> **Условие задания**: Повторите слово в слово фрагмент текста об образе Чжуан Цзян: всё от слов «Любая наличествующая вещь, в» вплоть до слов «емкости, их вместить.».

Любая наличествующая вещь, в том числе и образ, есть прежде всего такое место в качестве ограниченной пустоты или формы. Если понимать под генеалогическим местом Чжуан Цзян именно отношение, то оно есть промежуток между двумя соотносящимися членами, пустая емкость – форма, место их взаимного соприкосновения и самоопределения. Наряду с этим, согласно Лаоцзы, человек сам по себе, в своей автономии не имеет никакой ценности, и, чтобы определиться, быть собой, ему надо от такой обособленности отойти и, находясь на границе, на переходе между собой и другими людьми, став как бы стенкой и дном порожней емкости, их вместить.

Аналогична структура образа Чжуан Цзян. В рамках своих отношений с отцом и супругом она их тоже, по сути, «вмещает» в себя: наподобие отца она «впитывает» и «питает» природу родного края, а от супруга она преисполняется его мужской властью. Старший брат служит ослабленным вариантом ее отношений с отцом, сестер же образ Чжуан Цзян представляет как женская коллективная личность. Поэтому она и живописуется песней в основном не в собственно своем, а в отраженном виде. Но она не переходит полностью на позицию своих родственников и мужа, а находится на самом переходе, на пороге границы, как бы в качестве стенки и дна вмещающей их пустой емкости. Собственно ей принадлежит только пустота и граница, и ее совершенно невозможно представить без того, с кем или с чем она в данной ситуации соотносится. Именно граница, очерчивающая ее в динамике меняющихся ситуаций, и составляет неизменную основу, единство этого пограничного, лиминального образа.

Таким образом, «Китайская цивилизация» Гране оказывается весьма конструктивной для понимания образа женской красоты в «Книге песен». Но это, конечно, не просто отдельный, частный пример. Ведь в образности «Ши цзин», парадигматической антологии для традиционного Китая, заключается в некотором смысле целая программа развертывания многих особенностей китайской культуры. Чжуан Цзян представляет собой образ коллективной личности, но в ее структурности находит свой образец и вскоре заявившая о себе, уже не столь коллективная, более индивидуальная личность мыслителя, какой она открывается в учении того же Лаоцы или Конфуция. Получается, что для понимания древнекитайской философии книга Гране представляет не менее значимый культурологический контекст, чем для «Книги песен». И многие другие сферы деятельности в Древнем Китае, которые французский синолог, как и философию, специально не рассматривает, – религия, литература, искусство и т. д. – обретают в ней для себя солидную контекстуальную основу.

> **Предоставленный материал**:
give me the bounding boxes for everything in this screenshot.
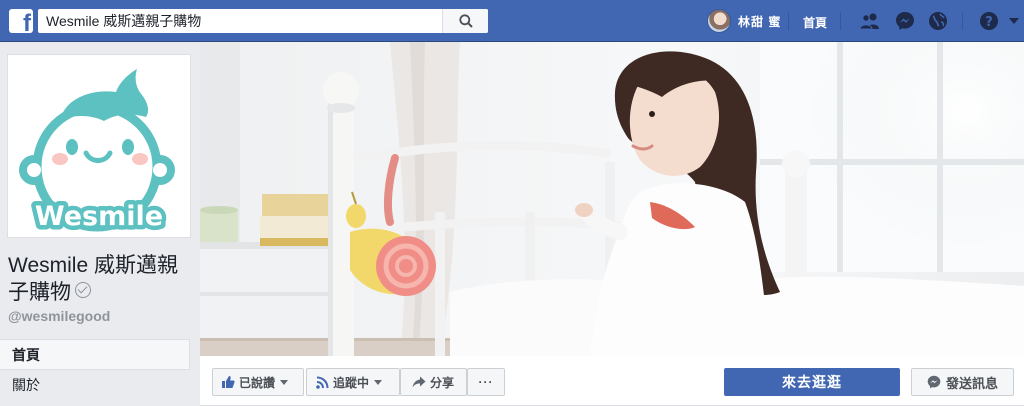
more-options-button[interactable]: ··· bbox=[467, 368, 505, 396]
share-arrow-icon bbox=[412, 376, 426, 388]
page-left-navigation: 首頁 關於 bbox=[0, 339, 190, 401]
profile-link[interactable]: 林甜 蜜 bbox=[707, 9, 781, 33]
page-title[interactable]: Wesmile 威斯邁親子購物 bbox=[8, 252, 194, 306]
help-icon[interactable]: ? bbox=[977, 9, 1001, 33]
page-action-bar: 已說讚 追蹤中 分享 ··· 來去逛逛 發送訊息 bbox=[200, 356, 1024, 406]
top-navigation-bar: f 林甜 蜜 首頁 bbox=[0, 0, 1024, 42]
messenger-icon bbox=[927, 375, 941, 389]
verified-badge-icon bbox=[75, 282, 91, 298]
wesmile-logo: Wesmile Wesmile bbox=[19, 69, 175, 237]
more-dots-icon: ··· bbox=[478, 375, 494, 389]
left-nav-item-home[interactable]: 首頁 bbox=[0, 339, 190, 370]
account-menu-icon[interactable] bbox=[1002, 9, 1024, 33]
following-button-label: 追蹤中 bbox=[333, 375, 370, 390]
send-message-button[interactable]: 發送訊息 bbox=[911, 368, 1014, 396]
search-bar bbox=[38, 9, 488, 33]
rss-feed-icon bbox=[316, 376, 329, 389]
chevron-down-icon bbox=[374, 379, 383, 385]
friend-requests-icon[interactable] bbox=[858, 9, 882, 33]
cover-photo-image bbox=[200, 42, 1024, 356]
search-icon bbox=[458, 14, 473, 28]
nav-divider bbox=[788, 12, 789, 30]
home-link[interactable]: 首頁 bbox=[803, 14, 827, 31]
thumbs-up-icon bbox=[222, 376, 235, 388]
nav-divider bbox=[840, 12, 841, 30]
share-button-label: 分享 bbox=[430, 375, 455, 390]
brand-wordmark: Wesmile bbox=[35, 201, 163, 232]
share-button[interactable]: 分享 bbox=[400, 368, 467, 396]
following-button[interactable]: 追蹤中 bbox=[306, 368, 400, 396]
search-input[interactable] bbox=[38, 9, 441, 33]
left-nav-item-about[interactable]: 關於 bbox=[0, 370, 190, 401]
chevron-down-icon bbox=[280, 379, 289, 385]
shop-now-button[interactable]: 來去逛逛 bbox=[724, 368, 900, 396]
avatar bbox=[707, 9, 731, 33]
facebook-logo-icon[interactable]: f bbox=[9, 9, 33, 33]
messenger-icon[interactable] bbox=[893, 9, 917, 33]
page-profile-picture[interactable]: Wesmile Wesmile bbox=[7, 54, 191, 238]
notifications-globe-icon[interactable] bbox=[926, 9, 950, 33]
svg-text:?: ? bbox=[985, 15, 993, 30]
liked-button-label: 已說讚 bbox=[239, 375, 276, 390]
profile-name: 林甜 蜜 bbox=[738, 14, 782, 29]
liked-button[interactable]: 已說讚 bbox=[212, 368, 304, 396]
send-message-label: 發送訊息 bbox=[945, 375, 998, 391]
cover-photo[interactable] bbox=[200, 42, 1024, 356]
page-username[interactable]: @wesmilegood bbox=[8, 308, 110, 324]
search-button[interactable] bbox=[442, 9, 488, 33]
nav-divider bbox=[962, 12, 963, 30]
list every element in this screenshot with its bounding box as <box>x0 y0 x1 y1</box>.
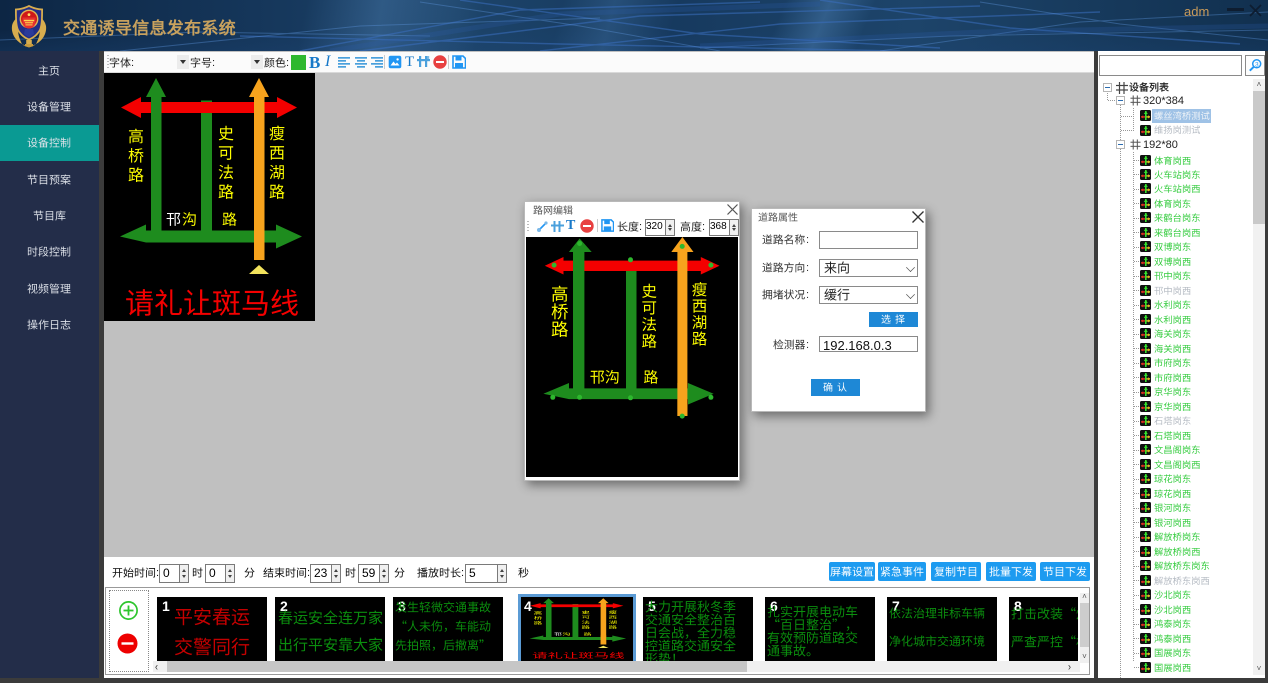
svg-text:3: 3 <box>1255 61 1259 68</box>
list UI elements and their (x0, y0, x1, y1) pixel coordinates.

> **Правильный ответ**:
Любая наличествующая вещь, в том числе и образ, есть прежде всего такое место в качестве ограниченной пустоты или формы. Если понимать под генеалогическим местом Чжуан Цзян именно отношение, то оно есть промежуток между двумя соотносящимися членами, пустая емкость – форма, место их взаимного соприкосновения и самоопределения. Наряду с этим, согласно Лаоцзы, человек сам по себе, в своей автономии не имеет никакой ценности, и, чтобы определиться, быть собой, ему надо от такой обособленности отойти и, находясь на границе, на переходе между собой и другими людьми, став как бы стенкой и дном порожней емкости, их вместить.